EXERCISE REQUIREMENTS -> All lines in the data bearing the string "text" should be identified and copied.

GIVEN RECORDS ->
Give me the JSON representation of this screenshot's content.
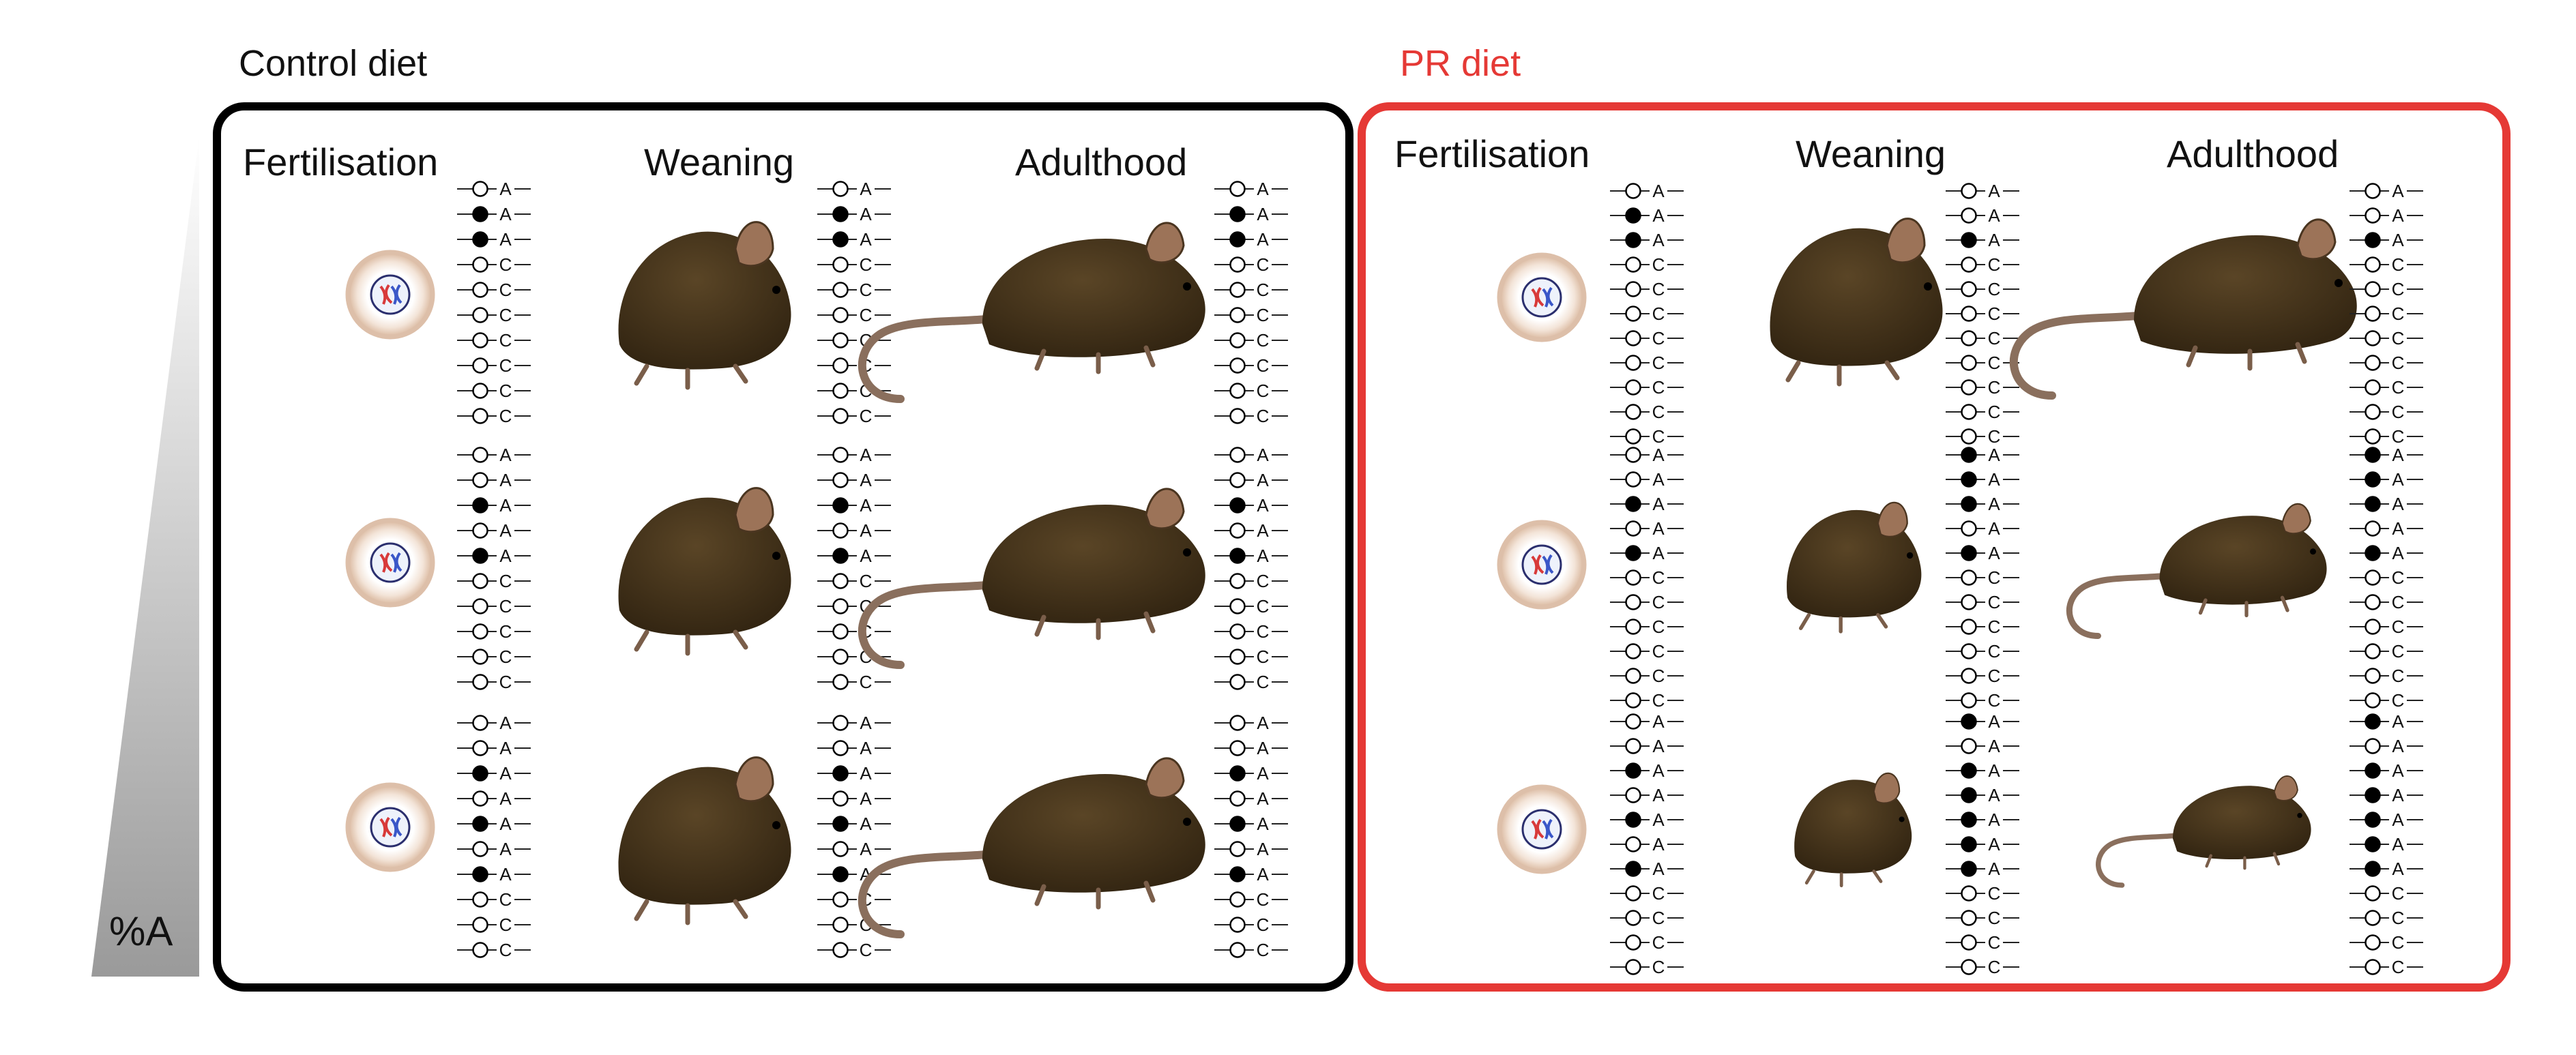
{
  "gradient_label": "%A",
  "panels": [
    {
      "title": "Control diet",
      "title_color": "#111111",
      "border_color": "#000000",
      "stages": [
        "Fertilisation",
        "Weaning",
        "Adulthood"
      ],
      "rows": [
        {
          "fertilisation": "AAACCCCCCC",
          "weaning": "AAACCCCCCC",
          "adulthood": "AAACCCCCCC"
        },
        {
          "fertilisation": "AAAAACCCCC",
          "weaning": "AAAAACCCCC",
          "adulthood": "AAAAACCCCC"
        },
        {
          "fertilisation": "AAAAAAACCC",
          "weaning": "AAAAAAACCC",
          "adulthood": "AAAAAAACCC"
        }
      ],
      "methylated": [
        {
          "fertilisation": [
            1,
            2
          ],
          "weaning": [
            1,
            2
          ],
          "adulthood": [
            1,
            2
          ]
        },
        {
          "fertilisation": [
            2,
            4
          ],
          "weaning": [
            2,
            4
          ],
          "adulthood": [
            2,
            4
          ]
        },
        {
          "fertilisation": [
            2,
            4,
            6
          ],
          "weaning": [
            2,
            4,
            6
          ],
          "adulthood": [
            2,
            4,
            6
          ]
        }
      ]
    },
    {
      "title": "PR diet",
      "title_color": "#e53935",
      "border_color": "#e53935",
      "stages": [
        "Fertilisation",
        "Weaning",
        "Adulthood"
      ],
      "rows": [
        {
          "fertilisation": "AAACCCCCCCC",
          "weaning": "AAACCCCCCCC",
          "adulthood": "AAACCCCCCCC"
        },
        {
          "fertilisation": "AAAAACCCCCC",
          "weaning": "AAAAACCCCCC",
          "adulthood": "AAAAACCCCCC"
        },
        {
          "fertilisation": "AAAAAAACCCC",
          "weaning": "AAAAAAACCCC",
          "adulthood": "AAAAAAACCCC"
        }
      ],
      "methylated": [
        {
          "fertilisation": [
            1,
            2
          ],
          "weaning": [
            2
          ],
          "adulthood": [
            2
          ]
        },
        {
          "fertilisation": [
            2,
            4
          ],
          "weaning": [
            0,
            1,
            2,
            4
          ],
          "adulthood": [
            0,
            1,
            2,
            4
          ]
        },
        {
          "fertilisation": [
            2,
            4,
            6
          ],
          "weaning": [
            0,
            2,
            3,
            4,
            5,
            6
          ],
          "adulthood": [
            0,
            2,
            3,
            4,
            5,
            6
          ]
        }
      ]
    }
  ],
  "colors": {
    "mouse_body": "#3d2d18",
    "mouse_ear": "#9c7358",
    "mouse_tail": "#8a6f5d",
    "zygote_ring": "#ddbfa9",
    "chrom_red": "#d83a3a",
    "chrom_blue": "#3a57c8",
    "gradient_dark": "#9a9a9a"
  }
}
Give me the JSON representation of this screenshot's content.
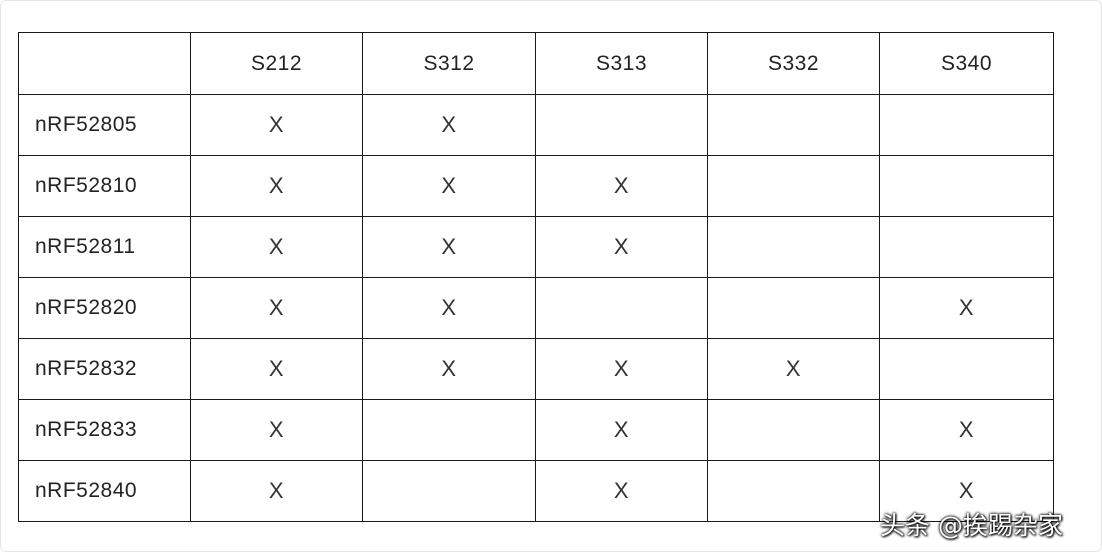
{
  "table": {
    "columns": [
      "S212",
      "S312",
      "S313",
      "S332",
      "S340"
    ],
    "rows": [
      {
        "label": "nRF52805",
        "cells": [
          "X",
          "X",
          null,
          null,
          null
        ]
      },
      {
        "label": "nRF52810",
        "cells": [
          "X",
          "X",
          "X",
          null,
          null
        ]
      },
      {
        "label": "nRF52811",
        "cells": [
          "X",
          "X",
          "X",
          null,
          null
        ]
      },
      {
        "label": "nRF52820",
        "cells": [
          "X",
          "X",
          null,
          null,
          "X"
        ]
      },
      {
        "label": "nRF52832",
        "cells": [
          "X",
          "X",
          "X",
          "X",
          null
        ]
      },
      {
        "label": "nRF52833",
        "cells": [
          "X",
          null,
          "X",
          null,
          "X"
        ]
      },
      {
        "label": "nRF52840",
        "cells": [
          "X",
          null,
          "X",
          null,
          "X"
        ]
      }
    ]
  },
  "watermark": "头条 @挨踢杂家"
}
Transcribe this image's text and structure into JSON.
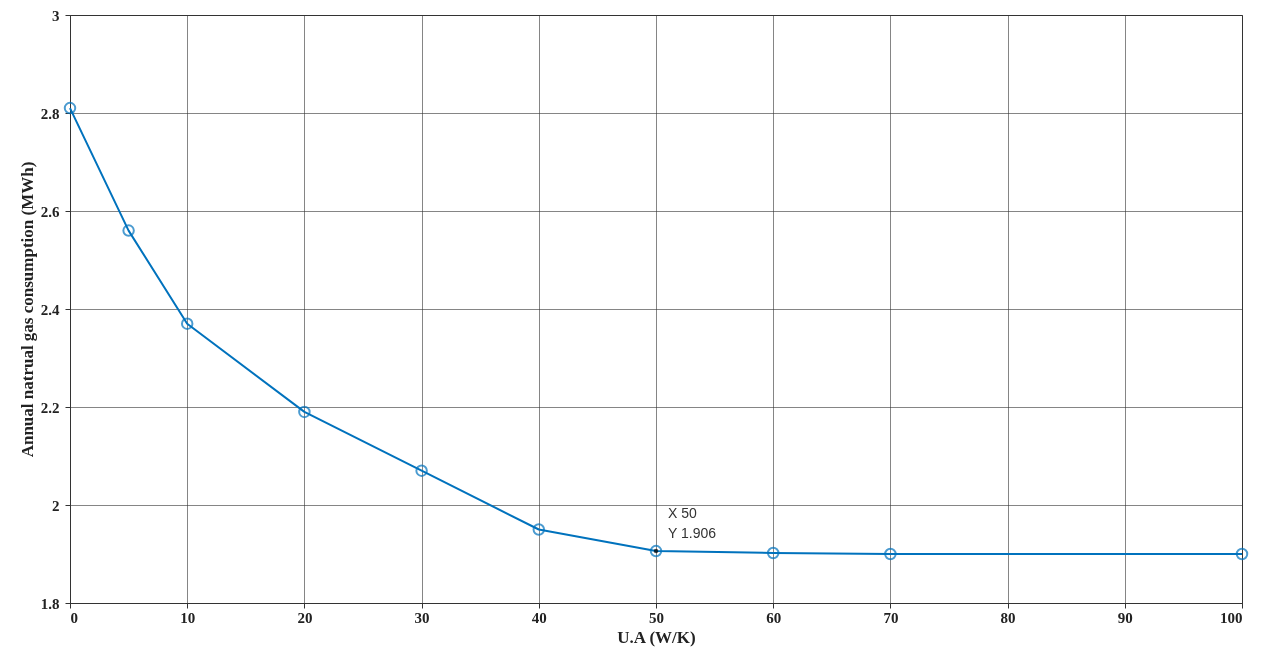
{
  "chart_data": {
    "type": "line",
    "xlabel": "U.A   (W/K)",
    "ylabel": "Annual natrual gas consumption (MWh)",
    "x": [
      0,
      5,
      10,
      20,
      30,
      40,
      50,
      60,
      70,
      100
    ],
    "series": [
      {
        "color": "#0072bd",
        "values": [
          2.81,
          2.56,
          2.37,
          2.19,
          2.07,
          1.95,
          1.906,
          1.902,
          1.9,
          1.9
        ]
      }
    ],
    "xlim": [
      0,
      100
    ],
    "xticks": [
      0,
      10,
      20,
      30,
      40,
      50,
      60,
      70,
      80,
      90,
      100
    ],
    "ylim": [
      1.8,
      3
    ],
    "yticks": [
      1.8,
      2,
      2.2,
      2.4,
      2.6,
      2.8,
      3
    ],
    "grid": true,
    "marker": "circle",
    "line_style": "solid",
    "annotations": [
      {
        "text": "X 50\nY 1.906",
        "x": 50,
        "y": 1.906
      }
    ]
  }
}
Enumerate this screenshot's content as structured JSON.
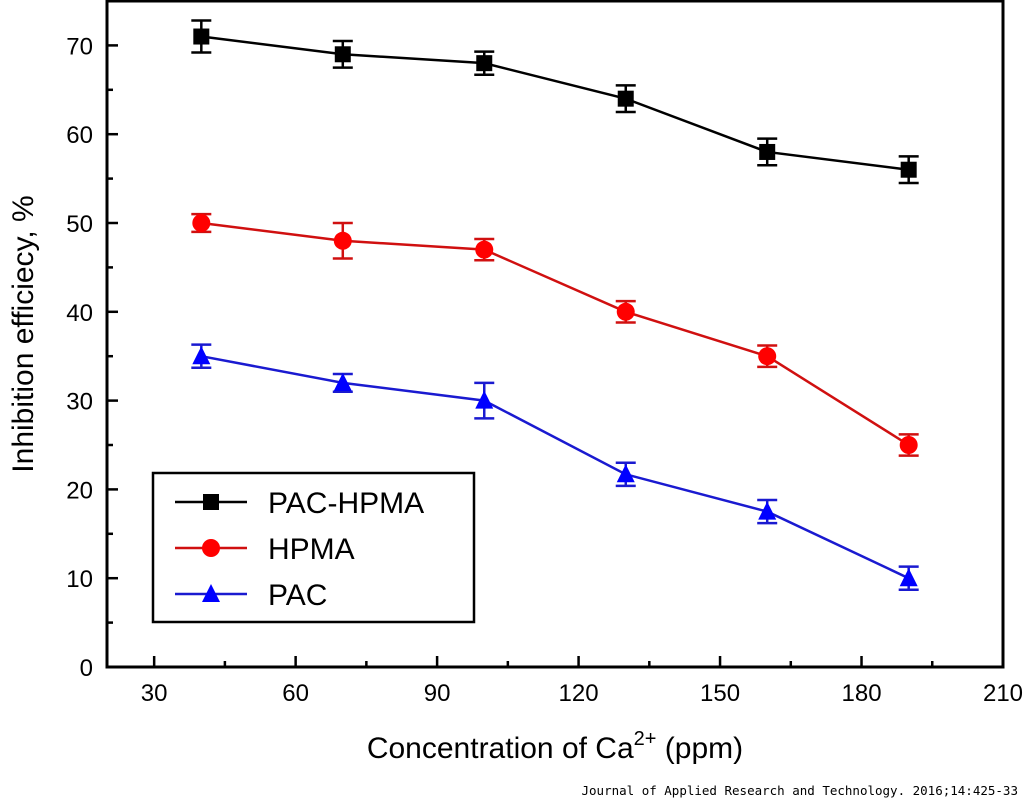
{
  "chart_data": {
    "type": "line",
    "title": "",
    "xlabel": "Concentration of Ca",
    "xlabel_sup": "2+",
    "xlabel_suffix": " (ppm)",
    "ylabel": "Inhibition efficiecy, %",
    "xlim": [
      20,
      210
    ],
    "ylim": [
      0,
      75
    ],
    "xticks": [
      30,
      60,
      90,
      120,
      150,
      180,
      210
    ],
    "yticks": [
      0,
      10,
      20,
      30,
      40,
      50,
      60,
      70
    ],
    "grid": false,
    "legend_position": "bottom-left",
    "x": [
      40,
      70,
      100,
      130,
      160,
      190
    ],
    "series": [
      {
        "name": "PAC-HPMA",
        "marker": "square",
        "color": "#000000",
        "line_color": "#000000",
        "values": [
          71,
          69,
          68,
          64,
          58,
          56
        ],
        "errors": [
          1.8,
          1.5,
          1.3,
          1.5,
          1.5,
          1.5
        ]
      },
      {
        "name": "HPMA",
        "marker": "circle",
        "color": "#ff0000",
        "line_color": "#d01010",
        "values": [
          50,
          48,
          47,
          40,
          35,
          25
        ],
        "errors": [
          1.0,
          2.0,
          1.2,
          1.2,
          1.2,
          1.2
        ]
      },
      {
        "name": "PAC",
        "marker": "triangle",
        "color": "#0000ff",
        "line_color": "#1a1ad0",
        "values": [
          35,
          32,
          30,
          21.7,
          17.5,
          10
        ],
        "errors": [
          1.3,
          1.0,
          2.0,
          1.3,
          1.3,
          1.3
        ]
      }
    ]
  },
  "citation": "Journal of Applied Research and Technology. 2016;14:425-33"
}
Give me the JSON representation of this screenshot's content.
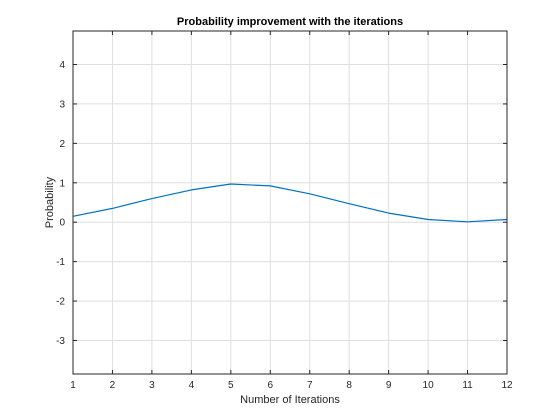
{
  "chart_data": {
    "type": "line",
    "title": "Probability improvement with the iterations",
    "xlabel": "Number of Iterations",
    "ylabel": "Probability",
    "xlim": [
      1,
      12
    ],
    "ylim": [
      -3.85,
      4.85
    ],
    "xticks": [
      1,
      2,
      3,
      4,
      5,
      6,
      7,
      8,
      9,
      10,
      11,
      12
    ],
    "yticks": [
      -3,
      -2,
      -1,
      0,
      1,
      2,
      3,
      4
    ],
    "grid": true,
    "series": [
      {
        "color": "#0072BD",
        "x": [
          1,
          2,
          3,
          4,
          5,
          6,
          7,
          8,
          9,
          10,
          11,
          12
        ],
        "values": [
          0.15,
          0.35,
          0.6,
          0.82,
          0.97,
          0.92,
          0.72,
          0.47,
          0.23,
          0.07,
          0.01,
          0.07
        ]
      }
    ]
  }
}
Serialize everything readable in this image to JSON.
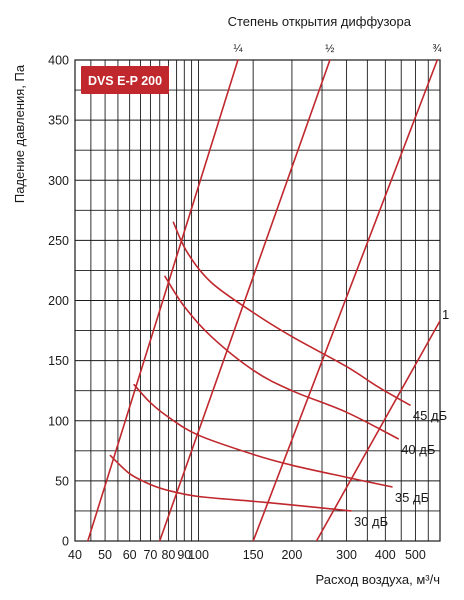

WRITTEN RESPONSE ->
Transcribe this image's text and structure into JSON.
        "text": "X 50\nY 1.906",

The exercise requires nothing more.